_OBJECTIVE_. Can you copy all the entries below line for line, without changing anything, and leave the pictures out of your copy?

_SUPPLIED DATA_.
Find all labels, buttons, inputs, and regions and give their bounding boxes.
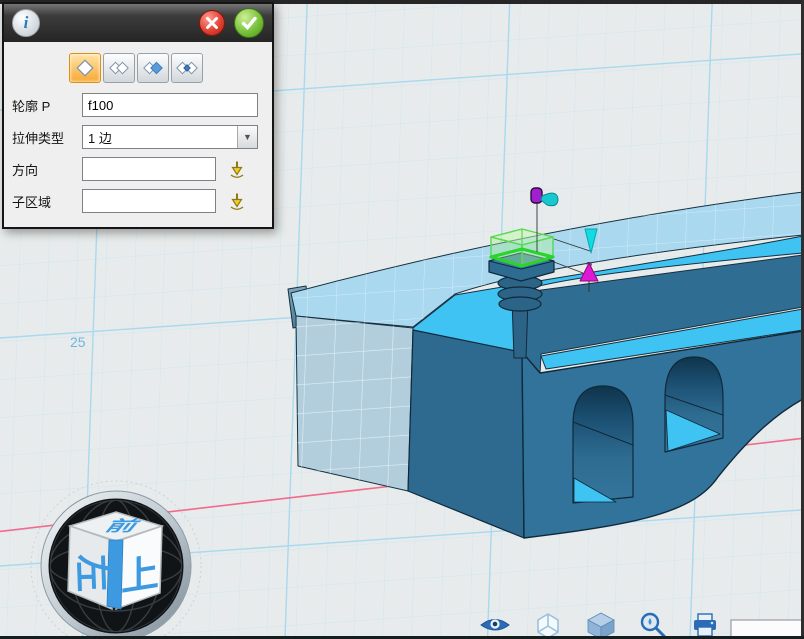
direction-row: 方向 — [12, 157, 262, 181]
extrude-mode-buttons — [12, 51, 262, 93]
extrude-type-select[interactable]: 1 边 ▼ — [82, 125, 258, 149]
arch-opening-2[interactable] — [665, 357, 723, 452]
info-icon[interactable]: i — [12, 9, 40, 37]
cube-label-right: 上 — [121, 551, 159, 600]
chevron-down-icon[interactable]: ▼ — [237, 126, 257, 148]
wireframe-cube-icon[interactable] — [538, 614, 558, 638]
mode-diamond-single-button[interactable] — [69, 53, 101, 83]
info-glyph: i — [24, 13, 29, 33]
dialog-body: 轮廓 P 拉伸类型 1 边 ▼ 方向 子区域 — [4, 42, 272, 227]
view-cube[interactable]: 左 上 前 — [68, 512, 162, 609]
subregion-pick-button[interactable] — [227, 191, 247, 211]
check-icon — [239, 13, 259, 33]
cad-viewport: 25 — [0, 0, 804, 639]
mode-diamond-pair-filled-button[interactable] — [137, 53, 169, 83]
mode-diamond-double-dot-button[interactable] — [171, 53, 203, 83]
extrude-type-value: 1 边 — [83, 128, 237, 147]
diamond-double-dot-icon — [176, 57, 198, 79]
subregion-input[interactable] — [82, 189, 216, 213]
pick-arrow-icon — [227, 159, 247, 179]
bolt-thread — [499, 297, 541, 311]
direction-pick-button[interactable] — [227, 159, 247, 179]
diamond-pair-filled-icon — [142, 57, 164, 79]
profile-input[interactable] — [82, 93, 258, 117]
profile-row: 轮廓 P — [12, 93, 262, 117]
direction-input[interactable] — [82, 157, 216, 181]
subregion-label: 子区域 — [12, 192, 82, 211]
cancel-button[interactable] — [199, 10, 225, 36]
profile-label: 轮廓 P — [12, 96, 82, 115]
diamond-double-icon — [108, 57, 130, 79]
confirm-button[interactable] — [234, 8, 264, 38]
extrude-preview-box[interactable] — [491, 229, 553, 266]
grid-coordinate-label: 25 — [70, 334, 86, 350]
cube-label-left: 左 — [70, 553, 113, 592]
arch-opening-1[interactable] — [573, 386, 633, 503]
extrude-type-label: 拉伸类型 — [12, 128, 82, 147]
direction-label: 方向 — [12, 160, 82, 179]
origin-handle[interactable] — [531, 188, 542, 203]
close-icon — [203, 14, 221, 32]
extrude-type-row: 拉伸类型 1 边 ▼ — [12, 125, 262, 149]
extrude-dialog: i — [2, 2, 274, 229]
dialog-titlebar[interactable]: i — [4, 4, 272, 42]
subregion-row: 子区域 — [12, 189, 262, 213]
diamond-single-icon — [74, 57, 96, 79]
mode-diamond-double-button[interactable] — [103, 53, 135, 83]
pick-arrow-icon — [227, 191, 247, 211]
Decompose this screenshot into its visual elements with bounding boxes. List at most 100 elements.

_FULL OUTPUT_.
Find all labels, buttons, inputs, and regions and give their bounding boxes.
direction-row: 方向 — [12, 157, 262, 181]
extrude-mode-buttons — [12, 51, 262, 93]
extrude-type-select[interactable]: 1 边 ▼ — [82, 125, 258, 149]
arch-opening-2[interactable] — [665, 357, 723, 452]
info-icon[interactable]: i — [12, 9, 40, 37]
cube-label-right: 上 — [121, 551, 159, 600]
chevron-down-icon[interactable]: ▼ — [237, 126, 257, 148]
wireframe-cube-icon[interactable] — [538, 614, 558, 638]
mode-diamond-single-button[interactable] — [69, 53, 101, 83]
info-glyph: i — [24, 13, 29, 33]
dialog-body: 轮廓 P 拉伸类型 1 边 ▼ 方向 子区域 — [4, 42, 272, 227]
view-cube[interactable]: 左 上 前 — [68, 512, 162, 609]
subregion-pick-button[interactable] — [227, 191, 247, 211]
check-icon — [239, 13, 259, 33]
cad-viewport: 25 — [0, 0, 804, 639]
mode-diamond-pair-filled-button[interactable] — [137, 53, 169, 83]
mode-diamond-double-dot-button[interactable] — [171, 53, 203, 83]
extrude-type-value: 1 边 — [83, 128, 237, 147]
diamond-double-dot-icon — [176, 57, 198, 79]
subregion-input[interactable] — [82, 189, 216, 213]
pick-arrow-icon — [227, 159, 247, 179]
bolt-thread — [499, 297, 541, 311]
direction-pick-button[interactable] — [227, 159, 247, 179]
diamond-pair-filled-icon — [142, 57, 164, 79]
profile-input[interactable] — [82, 93, 258, 117]
profile-row: 轮廓 P — [12, 93, 262, 117]
direction-input[interactable] — [82, 157, 216, 181]
subregion-label: 子区域 — [12, 192, 82, 211]
cancel-button[interactable] — [199, 10, 225, 36]
profile-label: 轮廓 P — [12, 96, 82, 115]
diamond-double-icon — [108, 57, 130, 79]
confirm-button[interactable] — [234, 8, 264, 38]
extrude-preview-box[interactable] — [491, 229, 553, 266]
grid-coordinate-label: 25 — [70, 334, 86, 350]
cube-label-left: 左 — [70, 553, 113, 592]
arch-opening-1[interactable] — [573, 386, 633, 503]
extrude-type-label: 拉伸类型 — [12, 128, 82, 147]
direction-label: 方向 — [12, 160, 82, 179]
origin-handle[interactable] — [531, 188, 542, 203]
close-icon — [203, 14, 221, 32]
extrude-type-row: 拉伸类型 1 边 ▼ — [12, 125, 262, 149]
extrude-dialog: i — [2, 2, 274, 229]
dialog-titlebar[interactable]: i — [4, 4, 272, 42]
subregion-row: 子区域 — [12, 189, 262, 213]
diamond-single-icon — [74, 57, 96, 79]
mode-diamond-double-button[interactable] — [103, 53, 135, 83]
pick-arrow-icon — [227, 191, 247, 211]
Decompose this screenshot into its visual elements with bounding boxes. List at most 100 elements.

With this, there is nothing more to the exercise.